### INSTRUCTION
Keep only the lines that hold the string "ylabel", filtering out the rest of the entries below.

### DATA FOR THE TASK
>> BEGIN

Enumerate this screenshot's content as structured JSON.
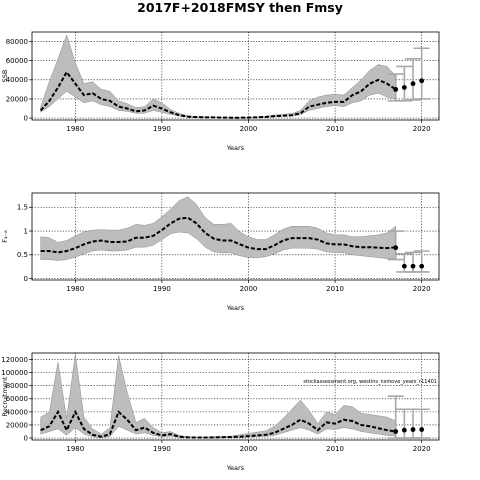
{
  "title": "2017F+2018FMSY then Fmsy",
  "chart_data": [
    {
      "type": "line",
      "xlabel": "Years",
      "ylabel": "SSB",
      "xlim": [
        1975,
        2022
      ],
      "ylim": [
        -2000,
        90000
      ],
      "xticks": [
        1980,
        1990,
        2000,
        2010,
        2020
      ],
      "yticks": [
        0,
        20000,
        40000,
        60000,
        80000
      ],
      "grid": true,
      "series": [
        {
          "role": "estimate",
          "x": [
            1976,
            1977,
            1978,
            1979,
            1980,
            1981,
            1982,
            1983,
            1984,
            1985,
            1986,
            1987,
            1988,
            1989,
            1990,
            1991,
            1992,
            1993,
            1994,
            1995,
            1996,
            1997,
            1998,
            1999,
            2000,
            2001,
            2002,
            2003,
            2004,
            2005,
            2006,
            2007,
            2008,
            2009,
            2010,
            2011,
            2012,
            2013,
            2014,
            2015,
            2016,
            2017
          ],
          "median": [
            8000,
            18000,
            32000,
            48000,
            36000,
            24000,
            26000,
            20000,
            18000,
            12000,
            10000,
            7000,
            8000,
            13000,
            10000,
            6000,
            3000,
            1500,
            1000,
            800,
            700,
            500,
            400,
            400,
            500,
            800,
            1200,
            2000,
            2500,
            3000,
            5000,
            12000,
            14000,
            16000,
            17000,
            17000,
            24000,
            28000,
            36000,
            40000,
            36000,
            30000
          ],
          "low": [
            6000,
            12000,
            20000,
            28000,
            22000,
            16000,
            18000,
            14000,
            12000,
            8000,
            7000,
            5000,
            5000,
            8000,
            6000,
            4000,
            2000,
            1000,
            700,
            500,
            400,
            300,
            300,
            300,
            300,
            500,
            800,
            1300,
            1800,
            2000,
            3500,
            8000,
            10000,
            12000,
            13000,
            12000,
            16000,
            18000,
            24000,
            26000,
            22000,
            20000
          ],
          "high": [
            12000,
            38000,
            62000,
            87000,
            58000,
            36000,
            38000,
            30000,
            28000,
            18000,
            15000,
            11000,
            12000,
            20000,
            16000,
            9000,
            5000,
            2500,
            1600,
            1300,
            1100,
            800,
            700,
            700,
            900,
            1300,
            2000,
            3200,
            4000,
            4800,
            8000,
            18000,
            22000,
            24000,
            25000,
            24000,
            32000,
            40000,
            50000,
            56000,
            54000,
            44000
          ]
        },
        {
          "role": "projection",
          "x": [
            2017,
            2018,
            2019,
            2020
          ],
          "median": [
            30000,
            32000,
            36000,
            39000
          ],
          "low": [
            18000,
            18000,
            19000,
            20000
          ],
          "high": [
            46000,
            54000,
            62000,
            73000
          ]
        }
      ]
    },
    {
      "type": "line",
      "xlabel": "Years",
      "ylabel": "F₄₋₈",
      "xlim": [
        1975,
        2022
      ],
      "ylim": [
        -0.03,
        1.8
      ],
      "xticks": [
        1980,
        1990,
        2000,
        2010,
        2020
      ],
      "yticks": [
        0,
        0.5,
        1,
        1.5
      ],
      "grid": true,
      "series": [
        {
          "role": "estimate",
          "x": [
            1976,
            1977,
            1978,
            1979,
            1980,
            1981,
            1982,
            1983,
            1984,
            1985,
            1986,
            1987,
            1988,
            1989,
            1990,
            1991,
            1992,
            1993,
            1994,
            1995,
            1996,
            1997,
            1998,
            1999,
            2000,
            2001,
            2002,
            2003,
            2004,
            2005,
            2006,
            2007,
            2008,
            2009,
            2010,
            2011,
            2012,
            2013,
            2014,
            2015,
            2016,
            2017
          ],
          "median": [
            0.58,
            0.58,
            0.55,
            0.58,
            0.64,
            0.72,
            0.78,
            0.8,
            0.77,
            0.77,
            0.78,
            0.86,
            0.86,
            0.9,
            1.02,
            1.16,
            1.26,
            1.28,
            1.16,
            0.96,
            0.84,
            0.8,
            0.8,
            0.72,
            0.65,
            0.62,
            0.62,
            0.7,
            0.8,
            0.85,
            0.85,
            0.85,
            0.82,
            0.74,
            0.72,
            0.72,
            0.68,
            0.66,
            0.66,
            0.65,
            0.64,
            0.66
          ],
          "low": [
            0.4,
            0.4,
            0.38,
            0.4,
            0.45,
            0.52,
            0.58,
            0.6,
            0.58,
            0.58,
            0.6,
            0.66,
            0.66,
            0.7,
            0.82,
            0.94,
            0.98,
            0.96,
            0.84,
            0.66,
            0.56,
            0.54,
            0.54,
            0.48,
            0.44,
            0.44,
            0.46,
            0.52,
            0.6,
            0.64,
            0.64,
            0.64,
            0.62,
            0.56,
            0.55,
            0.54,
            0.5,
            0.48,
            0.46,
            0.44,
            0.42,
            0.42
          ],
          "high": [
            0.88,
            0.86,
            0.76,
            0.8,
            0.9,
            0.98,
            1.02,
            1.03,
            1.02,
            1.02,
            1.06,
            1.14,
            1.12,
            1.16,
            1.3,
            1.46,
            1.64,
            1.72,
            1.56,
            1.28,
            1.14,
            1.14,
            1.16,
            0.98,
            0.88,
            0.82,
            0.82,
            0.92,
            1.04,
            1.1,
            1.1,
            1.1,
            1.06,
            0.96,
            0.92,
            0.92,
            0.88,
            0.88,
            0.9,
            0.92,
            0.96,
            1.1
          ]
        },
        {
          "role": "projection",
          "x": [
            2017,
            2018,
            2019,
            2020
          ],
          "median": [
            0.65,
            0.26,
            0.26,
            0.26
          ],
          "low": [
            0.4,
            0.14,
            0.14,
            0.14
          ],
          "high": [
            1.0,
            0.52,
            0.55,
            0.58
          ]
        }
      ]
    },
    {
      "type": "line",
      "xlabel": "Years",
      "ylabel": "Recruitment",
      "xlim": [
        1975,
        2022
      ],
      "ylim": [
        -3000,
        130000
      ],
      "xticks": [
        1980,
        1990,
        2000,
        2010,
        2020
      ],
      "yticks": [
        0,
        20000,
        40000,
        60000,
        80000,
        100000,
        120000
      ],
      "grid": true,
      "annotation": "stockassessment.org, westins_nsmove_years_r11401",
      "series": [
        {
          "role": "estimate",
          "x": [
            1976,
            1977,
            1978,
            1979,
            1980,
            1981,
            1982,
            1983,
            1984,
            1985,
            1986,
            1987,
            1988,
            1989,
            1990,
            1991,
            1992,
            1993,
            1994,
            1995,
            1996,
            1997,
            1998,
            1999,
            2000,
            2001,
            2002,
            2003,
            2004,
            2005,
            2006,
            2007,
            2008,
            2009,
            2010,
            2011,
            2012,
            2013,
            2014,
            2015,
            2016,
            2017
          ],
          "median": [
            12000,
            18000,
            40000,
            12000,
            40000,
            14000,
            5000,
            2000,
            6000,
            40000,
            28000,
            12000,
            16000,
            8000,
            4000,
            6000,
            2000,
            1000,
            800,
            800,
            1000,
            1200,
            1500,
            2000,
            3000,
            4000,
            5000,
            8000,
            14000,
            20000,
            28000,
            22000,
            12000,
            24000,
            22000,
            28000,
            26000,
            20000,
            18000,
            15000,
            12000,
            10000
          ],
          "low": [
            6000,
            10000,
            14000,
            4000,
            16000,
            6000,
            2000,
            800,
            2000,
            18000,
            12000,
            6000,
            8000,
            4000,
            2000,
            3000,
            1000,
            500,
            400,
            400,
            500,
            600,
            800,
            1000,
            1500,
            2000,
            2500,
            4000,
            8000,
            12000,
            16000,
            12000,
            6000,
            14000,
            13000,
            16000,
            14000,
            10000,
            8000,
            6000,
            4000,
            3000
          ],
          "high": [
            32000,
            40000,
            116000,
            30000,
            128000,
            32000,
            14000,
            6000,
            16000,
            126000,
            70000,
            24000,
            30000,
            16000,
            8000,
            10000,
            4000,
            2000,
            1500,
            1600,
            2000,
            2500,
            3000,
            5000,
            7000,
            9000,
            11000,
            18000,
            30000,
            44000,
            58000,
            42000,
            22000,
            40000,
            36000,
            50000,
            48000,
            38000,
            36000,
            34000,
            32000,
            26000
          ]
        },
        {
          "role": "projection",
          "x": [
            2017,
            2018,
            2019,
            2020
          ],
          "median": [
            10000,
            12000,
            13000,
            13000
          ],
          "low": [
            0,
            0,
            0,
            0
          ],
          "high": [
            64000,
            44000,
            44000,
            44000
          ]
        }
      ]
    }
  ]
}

>> END

### THE ANSWER
      "ylabel": "SSB",
      "ylabel": "F₄₋₈",
      "ylabel": "Recruitment",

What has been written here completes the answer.